● **SET PROBLEM**
Filter these entries, keeping only lines that hold the word "measurements".

● **STORED ROWS**
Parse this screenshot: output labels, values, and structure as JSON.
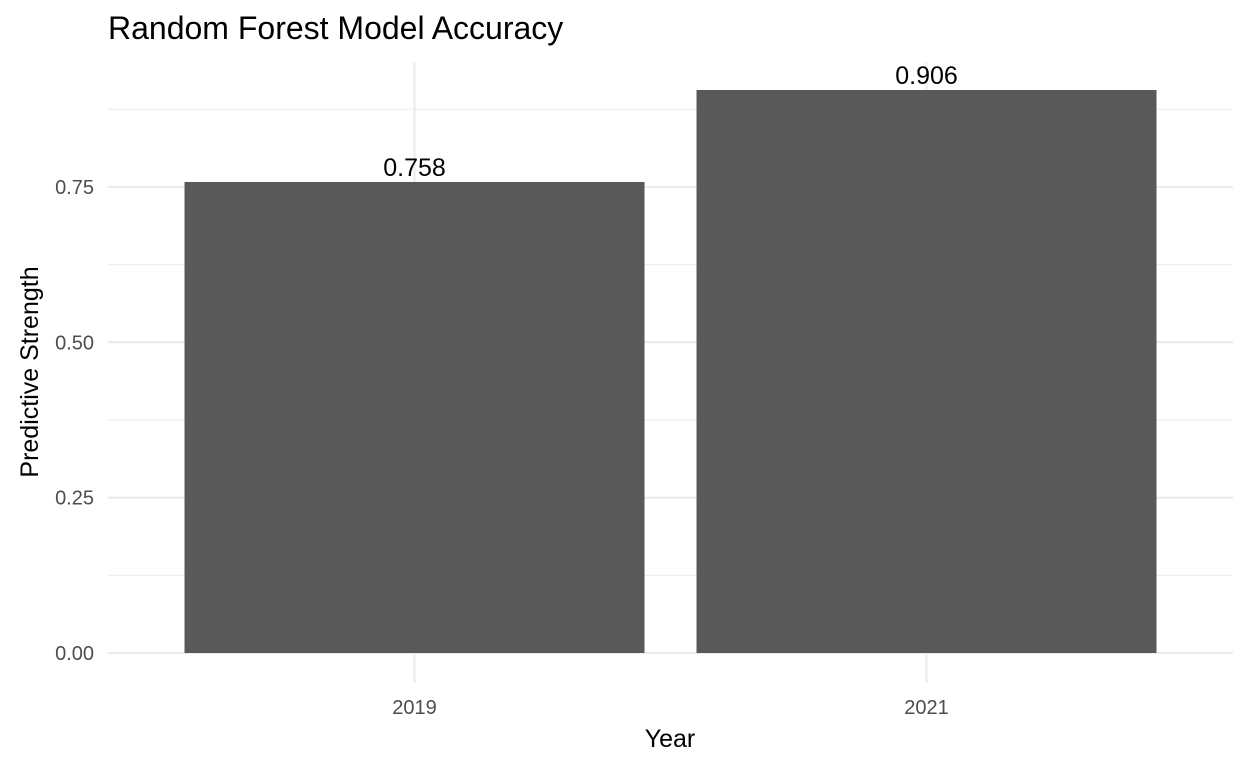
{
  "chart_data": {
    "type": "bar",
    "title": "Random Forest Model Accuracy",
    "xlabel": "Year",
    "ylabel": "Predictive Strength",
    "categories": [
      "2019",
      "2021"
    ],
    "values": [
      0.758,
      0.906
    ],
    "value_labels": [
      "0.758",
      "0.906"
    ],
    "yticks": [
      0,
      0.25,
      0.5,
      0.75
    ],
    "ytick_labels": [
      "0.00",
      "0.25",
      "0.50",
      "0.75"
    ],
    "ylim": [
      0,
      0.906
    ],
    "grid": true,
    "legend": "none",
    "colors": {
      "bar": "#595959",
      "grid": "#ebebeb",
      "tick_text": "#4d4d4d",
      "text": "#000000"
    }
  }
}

--

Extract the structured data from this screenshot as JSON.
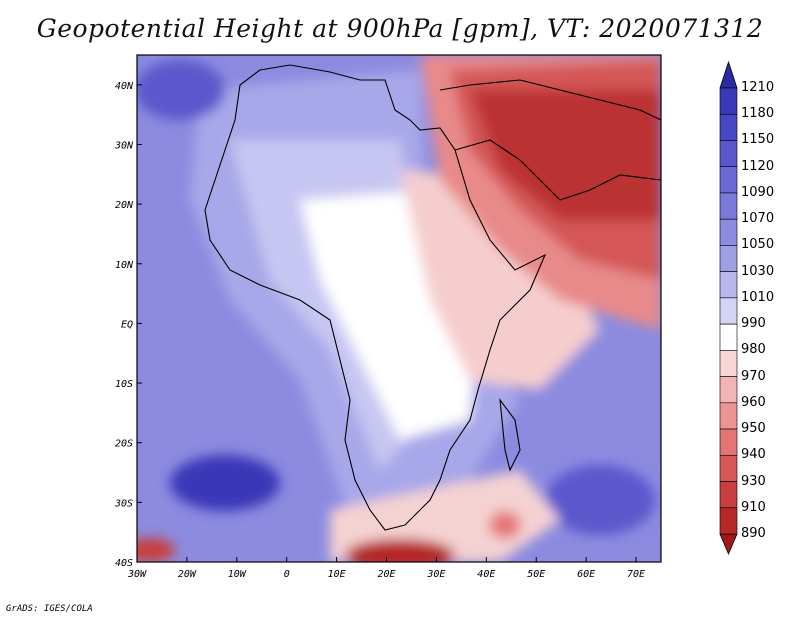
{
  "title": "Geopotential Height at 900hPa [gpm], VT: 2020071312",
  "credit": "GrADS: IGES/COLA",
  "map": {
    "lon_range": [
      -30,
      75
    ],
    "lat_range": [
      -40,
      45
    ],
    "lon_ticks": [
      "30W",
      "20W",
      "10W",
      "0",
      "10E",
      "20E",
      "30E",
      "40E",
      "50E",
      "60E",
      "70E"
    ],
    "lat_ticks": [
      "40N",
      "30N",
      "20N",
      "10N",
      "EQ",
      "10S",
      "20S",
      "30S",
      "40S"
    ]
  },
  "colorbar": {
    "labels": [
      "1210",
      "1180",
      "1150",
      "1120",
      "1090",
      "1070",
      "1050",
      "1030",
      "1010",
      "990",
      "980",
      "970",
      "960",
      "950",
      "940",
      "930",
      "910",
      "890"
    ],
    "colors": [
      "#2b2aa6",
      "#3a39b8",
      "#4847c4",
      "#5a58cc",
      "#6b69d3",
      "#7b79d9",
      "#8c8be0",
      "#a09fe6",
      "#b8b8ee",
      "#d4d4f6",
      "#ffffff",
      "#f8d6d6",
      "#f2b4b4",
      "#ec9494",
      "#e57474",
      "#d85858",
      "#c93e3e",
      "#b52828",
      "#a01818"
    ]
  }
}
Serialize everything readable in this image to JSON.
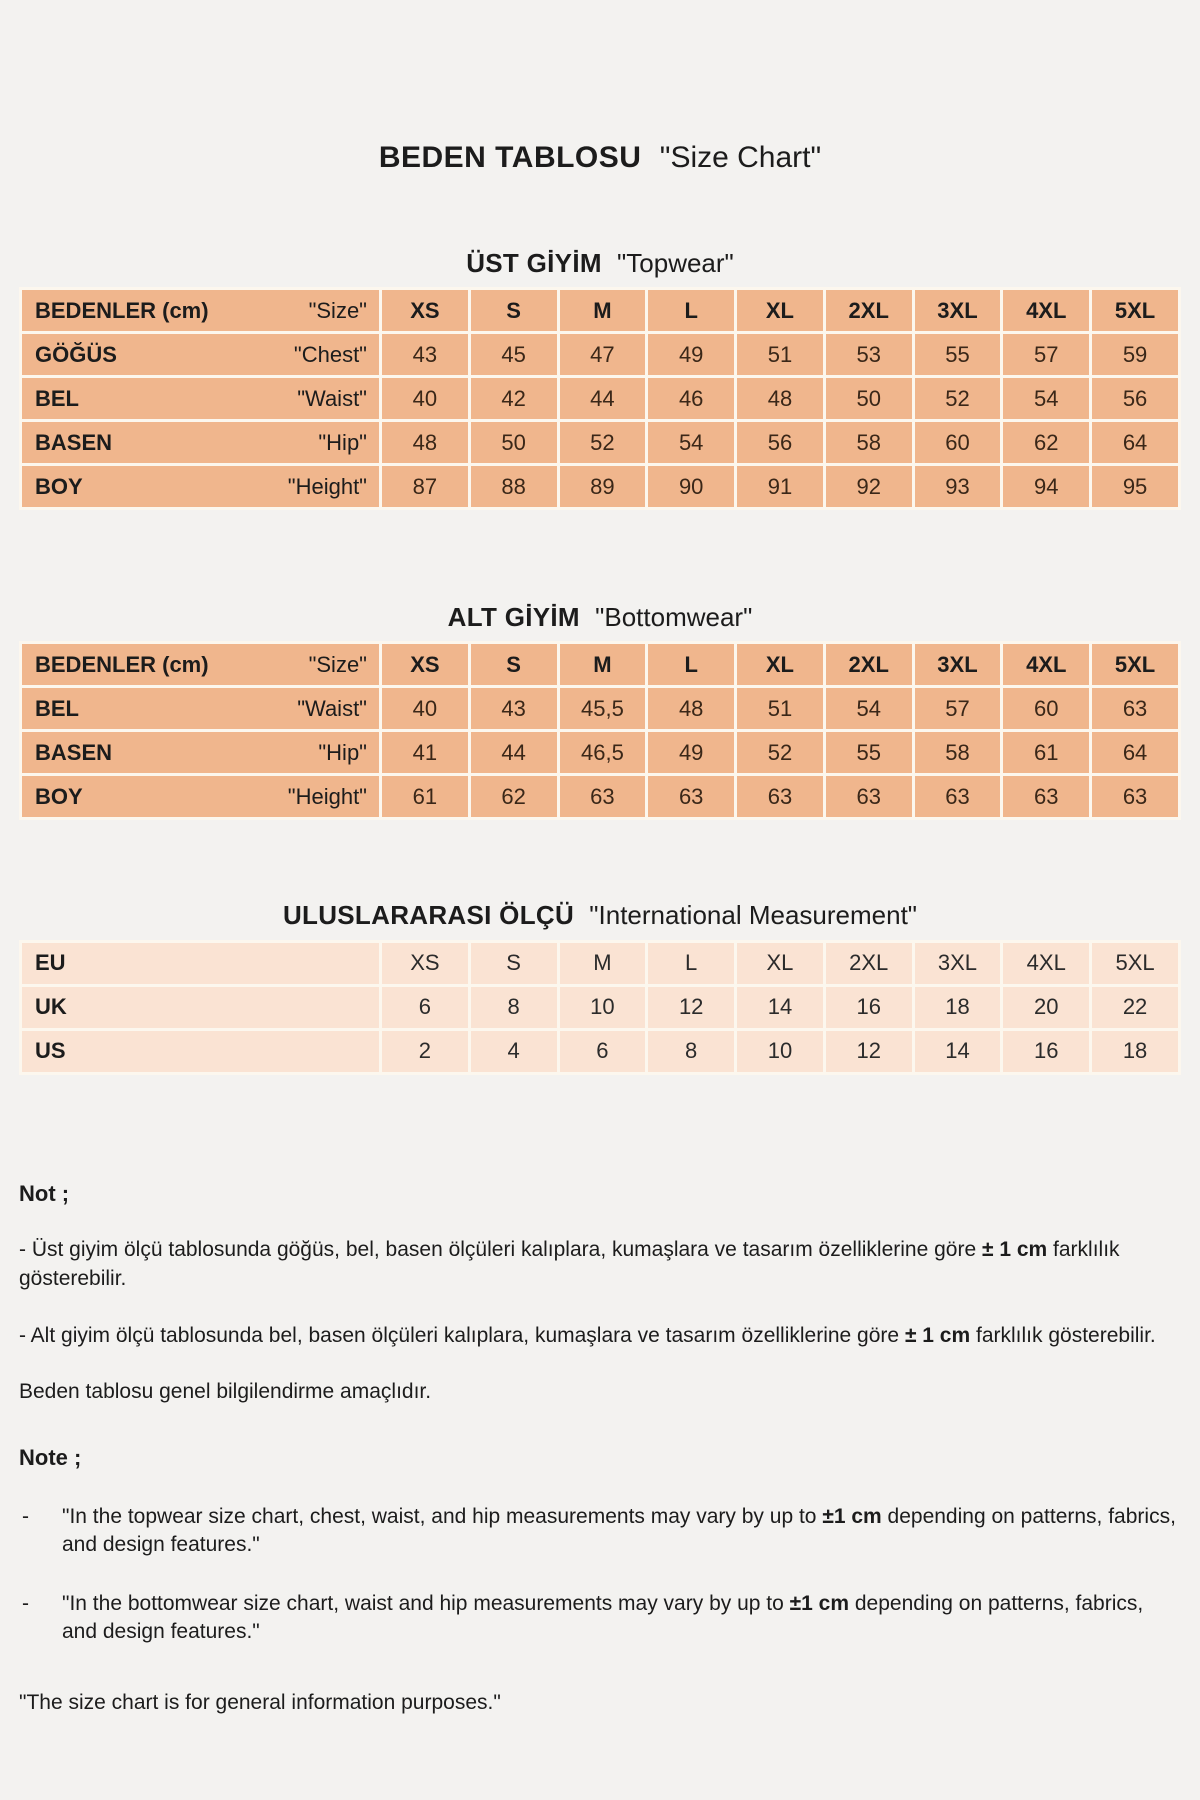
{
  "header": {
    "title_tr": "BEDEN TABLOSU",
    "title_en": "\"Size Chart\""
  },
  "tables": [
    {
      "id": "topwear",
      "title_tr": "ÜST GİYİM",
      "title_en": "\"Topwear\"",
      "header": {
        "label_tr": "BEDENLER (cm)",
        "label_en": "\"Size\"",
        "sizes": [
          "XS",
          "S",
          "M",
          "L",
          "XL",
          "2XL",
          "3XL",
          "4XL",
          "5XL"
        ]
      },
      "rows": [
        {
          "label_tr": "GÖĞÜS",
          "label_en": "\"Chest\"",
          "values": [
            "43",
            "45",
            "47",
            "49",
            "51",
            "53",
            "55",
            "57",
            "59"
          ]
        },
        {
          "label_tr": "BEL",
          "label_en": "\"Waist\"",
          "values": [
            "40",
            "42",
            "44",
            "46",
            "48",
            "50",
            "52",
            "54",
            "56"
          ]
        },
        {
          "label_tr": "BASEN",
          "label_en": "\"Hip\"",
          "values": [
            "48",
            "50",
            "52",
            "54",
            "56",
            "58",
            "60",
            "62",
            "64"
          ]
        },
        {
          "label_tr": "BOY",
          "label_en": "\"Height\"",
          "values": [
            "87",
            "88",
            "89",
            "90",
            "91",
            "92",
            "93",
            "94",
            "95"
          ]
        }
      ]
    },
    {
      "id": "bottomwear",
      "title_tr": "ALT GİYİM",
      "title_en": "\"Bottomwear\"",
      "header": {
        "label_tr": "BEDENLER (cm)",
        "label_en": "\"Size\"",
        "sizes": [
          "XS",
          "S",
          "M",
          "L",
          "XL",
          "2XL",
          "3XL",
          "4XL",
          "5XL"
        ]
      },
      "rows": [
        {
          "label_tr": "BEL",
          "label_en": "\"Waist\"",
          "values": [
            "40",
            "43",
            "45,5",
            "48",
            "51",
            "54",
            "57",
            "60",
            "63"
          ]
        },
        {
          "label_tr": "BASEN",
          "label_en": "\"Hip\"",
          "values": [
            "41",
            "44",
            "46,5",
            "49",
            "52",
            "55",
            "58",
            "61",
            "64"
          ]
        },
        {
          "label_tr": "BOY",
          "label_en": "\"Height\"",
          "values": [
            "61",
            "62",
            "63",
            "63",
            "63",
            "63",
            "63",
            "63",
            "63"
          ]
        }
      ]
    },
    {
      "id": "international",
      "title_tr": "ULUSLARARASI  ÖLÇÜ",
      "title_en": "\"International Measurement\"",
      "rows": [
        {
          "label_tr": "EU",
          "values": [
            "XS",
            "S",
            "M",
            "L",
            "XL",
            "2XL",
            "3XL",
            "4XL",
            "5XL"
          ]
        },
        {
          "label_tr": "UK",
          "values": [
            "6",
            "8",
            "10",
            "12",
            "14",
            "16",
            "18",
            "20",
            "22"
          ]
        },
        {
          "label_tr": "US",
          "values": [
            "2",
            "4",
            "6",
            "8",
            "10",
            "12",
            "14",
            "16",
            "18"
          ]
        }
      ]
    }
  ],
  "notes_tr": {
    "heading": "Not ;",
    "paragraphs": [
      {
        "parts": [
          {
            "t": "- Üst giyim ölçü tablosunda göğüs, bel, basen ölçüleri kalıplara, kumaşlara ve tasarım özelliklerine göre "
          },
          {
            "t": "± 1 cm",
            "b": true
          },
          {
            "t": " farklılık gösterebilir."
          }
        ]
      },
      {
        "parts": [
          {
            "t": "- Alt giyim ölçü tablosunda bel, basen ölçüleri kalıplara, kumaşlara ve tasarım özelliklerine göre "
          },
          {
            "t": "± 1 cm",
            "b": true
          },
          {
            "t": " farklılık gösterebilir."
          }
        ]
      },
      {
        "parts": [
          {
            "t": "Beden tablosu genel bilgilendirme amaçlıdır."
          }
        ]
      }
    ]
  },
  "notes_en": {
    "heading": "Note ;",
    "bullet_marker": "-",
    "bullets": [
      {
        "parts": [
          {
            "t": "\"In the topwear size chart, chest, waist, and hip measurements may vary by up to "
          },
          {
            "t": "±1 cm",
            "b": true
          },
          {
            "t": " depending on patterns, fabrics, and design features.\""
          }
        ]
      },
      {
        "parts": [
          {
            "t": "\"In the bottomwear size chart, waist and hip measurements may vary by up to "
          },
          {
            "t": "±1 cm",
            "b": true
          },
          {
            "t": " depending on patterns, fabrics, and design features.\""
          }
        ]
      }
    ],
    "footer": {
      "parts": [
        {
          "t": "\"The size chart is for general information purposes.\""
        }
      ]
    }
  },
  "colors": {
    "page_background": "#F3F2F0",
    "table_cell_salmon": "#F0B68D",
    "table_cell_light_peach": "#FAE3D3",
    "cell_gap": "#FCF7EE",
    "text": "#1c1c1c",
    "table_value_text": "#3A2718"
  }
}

● **EXERCISE RESPONSE**
            "t": "\"In the topwear size chart, chest, waist, and hip measurements may vary by up to "
            "t": "\"In the bottomwear size chart, waist and hip measurements may vary by up to "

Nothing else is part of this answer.